Exercise aim → Leave out the pictures and copy everything else below exactly.

(Data entries)
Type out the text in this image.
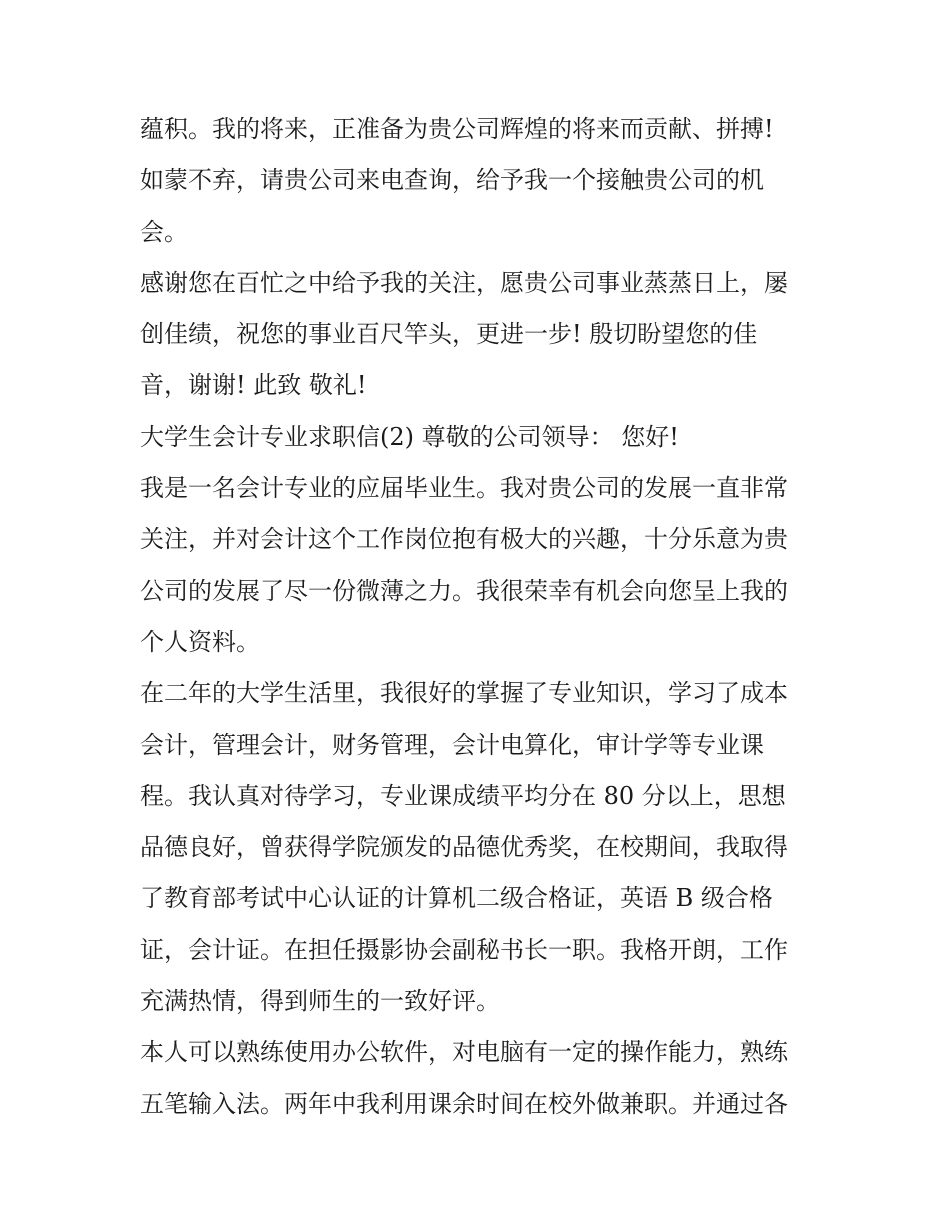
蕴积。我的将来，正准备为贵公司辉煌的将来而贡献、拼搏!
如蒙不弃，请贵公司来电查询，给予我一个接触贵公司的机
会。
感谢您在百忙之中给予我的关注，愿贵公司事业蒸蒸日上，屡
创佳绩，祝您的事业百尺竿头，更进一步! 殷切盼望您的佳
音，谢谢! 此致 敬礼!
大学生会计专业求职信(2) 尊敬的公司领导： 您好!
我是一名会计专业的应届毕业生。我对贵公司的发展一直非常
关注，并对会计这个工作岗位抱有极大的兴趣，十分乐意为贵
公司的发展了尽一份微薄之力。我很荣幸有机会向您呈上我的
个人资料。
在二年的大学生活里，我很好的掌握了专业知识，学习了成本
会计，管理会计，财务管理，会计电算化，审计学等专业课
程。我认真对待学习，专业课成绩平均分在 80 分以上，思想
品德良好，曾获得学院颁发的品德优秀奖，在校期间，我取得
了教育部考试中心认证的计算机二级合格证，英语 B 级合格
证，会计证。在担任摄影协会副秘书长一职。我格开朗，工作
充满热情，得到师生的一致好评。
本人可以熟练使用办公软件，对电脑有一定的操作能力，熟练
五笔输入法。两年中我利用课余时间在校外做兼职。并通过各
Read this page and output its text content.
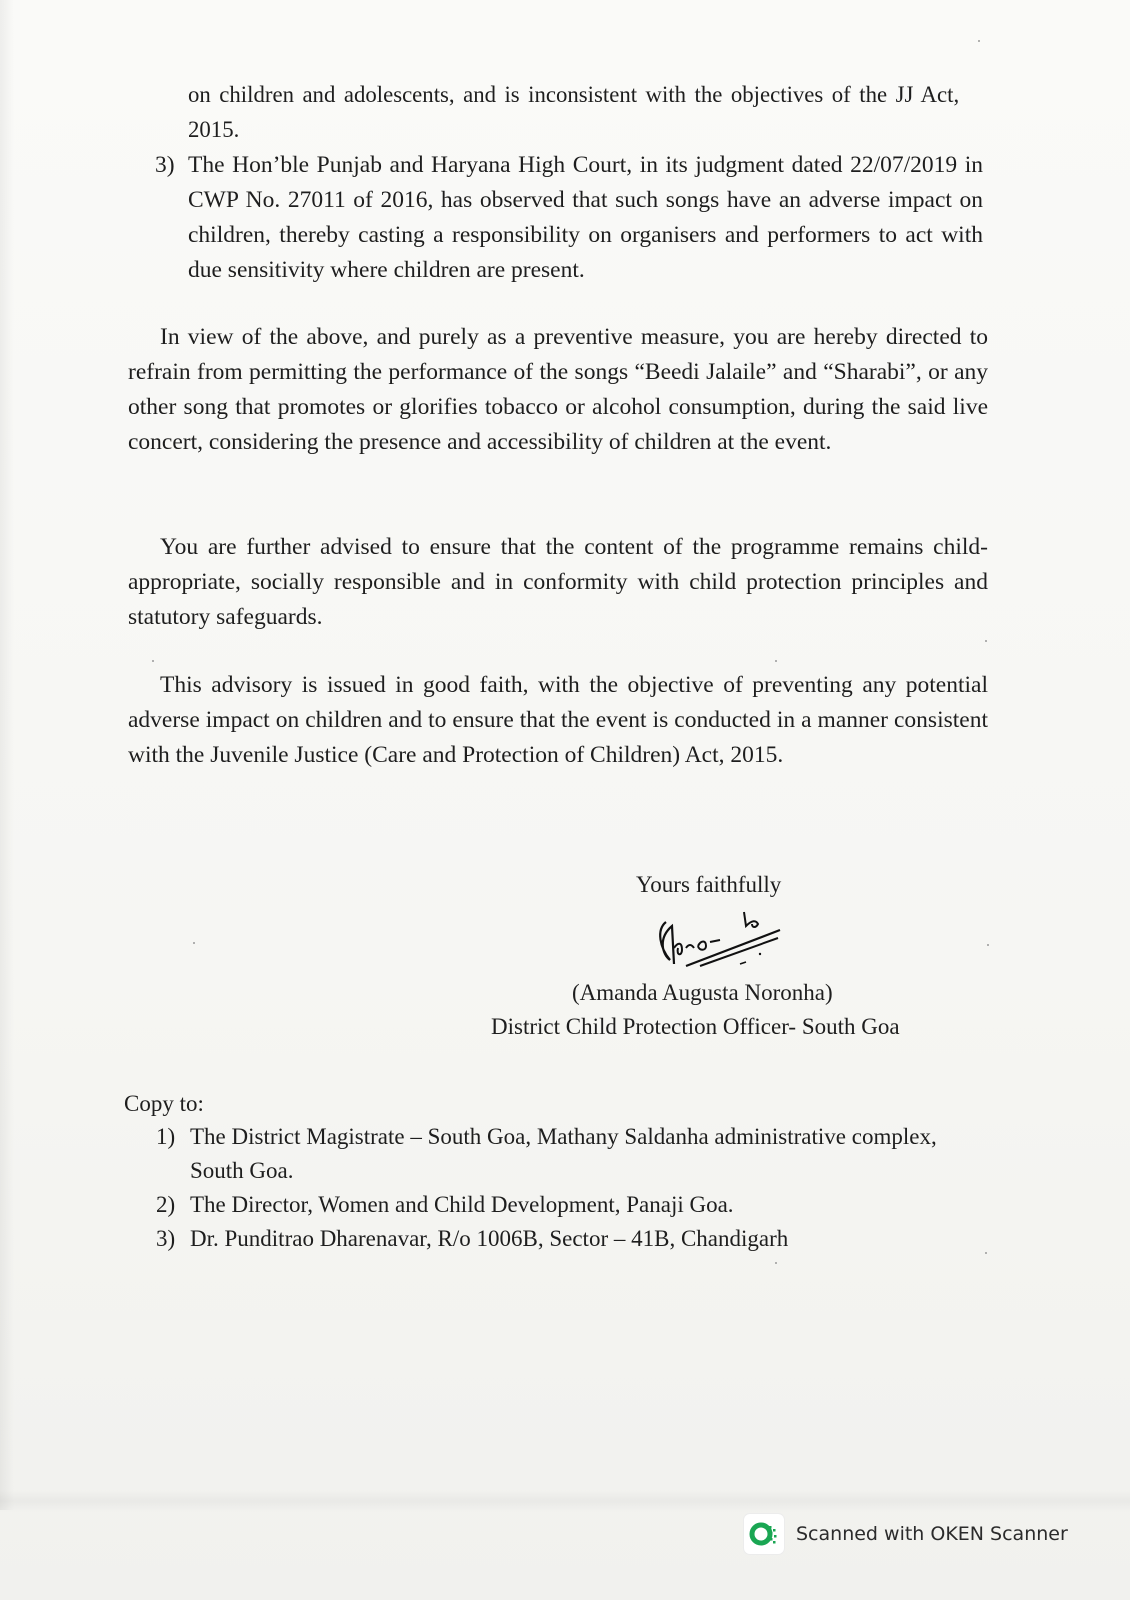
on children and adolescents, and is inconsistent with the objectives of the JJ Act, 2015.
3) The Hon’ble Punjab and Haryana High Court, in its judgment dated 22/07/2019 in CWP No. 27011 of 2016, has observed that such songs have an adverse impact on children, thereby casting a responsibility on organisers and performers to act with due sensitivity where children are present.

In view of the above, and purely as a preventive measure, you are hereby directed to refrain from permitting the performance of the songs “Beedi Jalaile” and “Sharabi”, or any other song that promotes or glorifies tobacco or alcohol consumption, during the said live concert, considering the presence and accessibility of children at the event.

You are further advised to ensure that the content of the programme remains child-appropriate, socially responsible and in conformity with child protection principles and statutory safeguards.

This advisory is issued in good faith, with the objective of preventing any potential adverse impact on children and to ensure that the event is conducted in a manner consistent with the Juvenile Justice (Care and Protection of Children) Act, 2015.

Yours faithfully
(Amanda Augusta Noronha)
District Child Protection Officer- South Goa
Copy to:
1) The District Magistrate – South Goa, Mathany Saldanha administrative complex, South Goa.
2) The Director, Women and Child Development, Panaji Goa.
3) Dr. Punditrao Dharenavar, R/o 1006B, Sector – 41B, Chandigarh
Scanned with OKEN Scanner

Written solution →
Type out the text in this image.
蕴积。我的将来，正准备为贵公司辉煌的将来而贡献、拼搏!
如蒙不弃，请贵公司来电查询，给予我一个接触贵公司的机
会。
感谢您在百忙之中给予我的关注，愿贵公司事业蒸蒸日上，屡
创佳绩，祝您的事业百尺竿头，更进一步! 殷切盼望您的佳
音，谢谢! 此致 敬礼!
大学生会计专业求职信(2) 尊敬的公司领导： 您好!
我是一名会计专业的应届毕业生。我对贵公司的发展一直非常
关注，并对会计这个工作岗位抱有极大的兴趣，十分乐意为贵
公司的发展了尽一份微薄之力。我很荣幸有机会向您呈上我的
个人资料。
在二年的大学生活里，我很好的掌握了专业知识，学习了成本
会计，管理会计，财务管理，会计电算化，审计学等专业课
程。我认真对待学习，专业课成绩平均分在 80 分以上，思想
品德良好，曾获得学院颁发的品德优秀奖，在校期间，我取得
了教育部考试中心认证的计算机二级合格证，英语 B 级合格
证，会计证。在担任摄影协会副秘书长一职。我格开朗，工作
充满热情，得到师生的一致好评。
本人可以熟练使用办公软件，对电脑有一定的操作能力，熟练
五笔输入法。两年中我利用课余时间在校外做兼职。并通过各
Read this page and output its text content.
on children and adolescents, and is inconsistent with the objectives of the JJ Act, 2015.
3) The Hon’ble Punjab and Haryana High Court, in its judgment dated 22/07/2019 in CWP No. 27011 of 2016, has observed that such songs have an adverse impact on children, thereby casting a responsibility on organisers and performers to act with due sensitivity where children are present.

In view of the above, and purely as a preventive measure, you are hereby directed to refrain from permitting the performance of the songs “Beedi Jalaile” and “Sharabi”, or any other song that promotes or glorifies tobacco or alcohol consumption, during the said live concert, considering the presence and accessibility of children at the event.

You are further advised to ensure that the content of the programme remains child-appropriate, socially responsible and in conformity with child protection principles and statutory safeguards.

This advisory is issued in good faith, with the objective of preventing any potential adverse impact on children and to ensure that the event is conducted in a manner consistent with the Juvenile Justice (Care and Protection of Children) Act, 2015.

Yours faithfully
(Amanda Augusta Noronha)
District Child Protection Officer- South Goa
Copy to:
1) The District Magistrate – South Goa, Mathany Saldanha administrative complex, South Goa.
2) The Director, Women and Child Development, Panaji Goa.
3) Dr. Punditrao Dharenavar, R/o 1006B, Sector – 41B, Chandigarh
Scanned with OKEN Scanner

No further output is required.